### Aim
Please copy every line of the records below that holds the word "color".

### Data provided

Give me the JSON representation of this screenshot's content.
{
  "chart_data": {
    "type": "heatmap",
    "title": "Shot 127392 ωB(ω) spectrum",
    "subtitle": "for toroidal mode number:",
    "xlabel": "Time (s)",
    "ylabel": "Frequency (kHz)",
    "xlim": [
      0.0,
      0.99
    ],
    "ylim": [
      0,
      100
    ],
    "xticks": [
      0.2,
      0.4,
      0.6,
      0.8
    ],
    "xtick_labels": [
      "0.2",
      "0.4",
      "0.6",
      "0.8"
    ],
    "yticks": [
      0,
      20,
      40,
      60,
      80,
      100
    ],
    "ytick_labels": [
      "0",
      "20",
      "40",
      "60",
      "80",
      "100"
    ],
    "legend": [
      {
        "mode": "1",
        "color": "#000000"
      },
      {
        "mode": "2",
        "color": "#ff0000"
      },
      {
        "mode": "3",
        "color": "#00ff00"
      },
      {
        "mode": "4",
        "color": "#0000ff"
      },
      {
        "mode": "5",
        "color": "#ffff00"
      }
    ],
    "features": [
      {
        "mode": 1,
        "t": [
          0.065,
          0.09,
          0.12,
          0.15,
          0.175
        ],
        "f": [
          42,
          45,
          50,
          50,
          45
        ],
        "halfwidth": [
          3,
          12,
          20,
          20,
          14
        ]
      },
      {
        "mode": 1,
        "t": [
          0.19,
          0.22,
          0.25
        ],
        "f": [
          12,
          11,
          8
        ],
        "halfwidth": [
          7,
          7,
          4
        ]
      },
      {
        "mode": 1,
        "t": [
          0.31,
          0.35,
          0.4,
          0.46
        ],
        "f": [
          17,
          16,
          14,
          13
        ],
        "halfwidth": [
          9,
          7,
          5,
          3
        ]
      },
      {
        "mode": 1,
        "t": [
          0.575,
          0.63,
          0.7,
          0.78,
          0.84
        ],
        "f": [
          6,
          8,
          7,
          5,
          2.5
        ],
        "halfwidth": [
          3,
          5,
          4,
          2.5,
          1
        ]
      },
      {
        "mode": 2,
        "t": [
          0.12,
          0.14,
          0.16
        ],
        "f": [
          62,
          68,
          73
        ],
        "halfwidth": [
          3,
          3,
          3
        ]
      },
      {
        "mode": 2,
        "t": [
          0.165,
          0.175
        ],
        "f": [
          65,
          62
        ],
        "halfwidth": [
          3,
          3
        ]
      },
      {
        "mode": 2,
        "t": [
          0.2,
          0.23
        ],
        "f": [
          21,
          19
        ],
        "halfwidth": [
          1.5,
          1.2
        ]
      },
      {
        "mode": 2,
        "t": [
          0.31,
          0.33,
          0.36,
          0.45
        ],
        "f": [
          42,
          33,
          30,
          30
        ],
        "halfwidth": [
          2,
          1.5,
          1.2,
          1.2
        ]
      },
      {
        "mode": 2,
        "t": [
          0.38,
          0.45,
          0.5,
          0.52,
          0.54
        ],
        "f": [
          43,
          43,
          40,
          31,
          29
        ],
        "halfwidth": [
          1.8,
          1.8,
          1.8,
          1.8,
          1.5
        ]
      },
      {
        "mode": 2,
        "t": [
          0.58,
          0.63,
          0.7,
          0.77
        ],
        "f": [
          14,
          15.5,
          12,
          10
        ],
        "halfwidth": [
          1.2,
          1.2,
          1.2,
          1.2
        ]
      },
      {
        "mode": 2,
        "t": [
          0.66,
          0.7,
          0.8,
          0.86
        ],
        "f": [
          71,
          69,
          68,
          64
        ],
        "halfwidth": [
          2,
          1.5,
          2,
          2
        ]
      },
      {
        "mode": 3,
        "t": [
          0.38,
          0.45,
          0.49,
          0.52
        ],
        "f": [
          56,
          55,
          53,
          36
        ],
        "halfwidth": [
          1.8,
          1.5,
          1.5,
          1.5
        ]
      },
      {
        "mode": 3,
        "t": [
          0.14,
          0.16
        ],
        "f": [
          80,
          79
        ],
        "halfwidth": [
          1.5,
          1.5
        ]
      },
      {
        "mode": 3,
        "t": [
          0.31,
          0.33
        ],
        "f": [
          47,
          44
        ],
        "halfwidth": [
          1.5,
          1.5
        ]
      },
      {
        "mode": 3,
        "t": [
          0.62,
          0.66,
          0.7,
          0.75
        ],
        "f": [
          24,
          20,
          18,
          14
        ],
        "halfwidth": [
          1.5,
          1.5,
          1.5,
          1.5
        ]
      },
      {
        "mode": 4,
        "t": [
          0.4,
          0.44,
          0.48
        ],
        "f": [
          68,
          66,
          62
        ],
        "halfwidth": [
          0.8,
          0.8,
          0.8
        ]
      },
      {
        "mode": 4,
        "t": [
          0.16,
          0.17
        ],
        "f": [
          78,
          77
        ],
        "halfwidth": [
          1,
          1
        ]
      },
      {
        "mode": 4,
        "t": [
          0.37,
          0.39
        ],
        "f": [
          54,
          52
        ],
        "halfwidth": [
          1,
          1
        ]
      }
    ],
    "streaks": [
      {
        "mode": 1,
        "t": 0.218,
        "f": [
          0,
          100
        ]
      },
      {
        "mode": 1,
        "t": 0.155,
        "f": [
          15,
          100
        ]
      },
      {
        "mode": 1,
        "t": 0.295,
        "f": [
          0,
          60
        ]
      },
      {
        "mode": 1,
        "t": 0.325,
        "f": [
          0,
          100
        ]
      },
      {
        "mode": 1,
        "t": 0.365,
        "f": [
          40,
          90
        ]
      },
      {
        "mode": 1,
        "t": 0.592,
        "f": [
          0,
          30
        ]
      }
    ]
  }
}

### Response to the exercise
        "color": "#000000"
        "color": "#ff0000"
        "color": "#00ff00"
        "color": "#0000ff"
        "color": "#ffff00"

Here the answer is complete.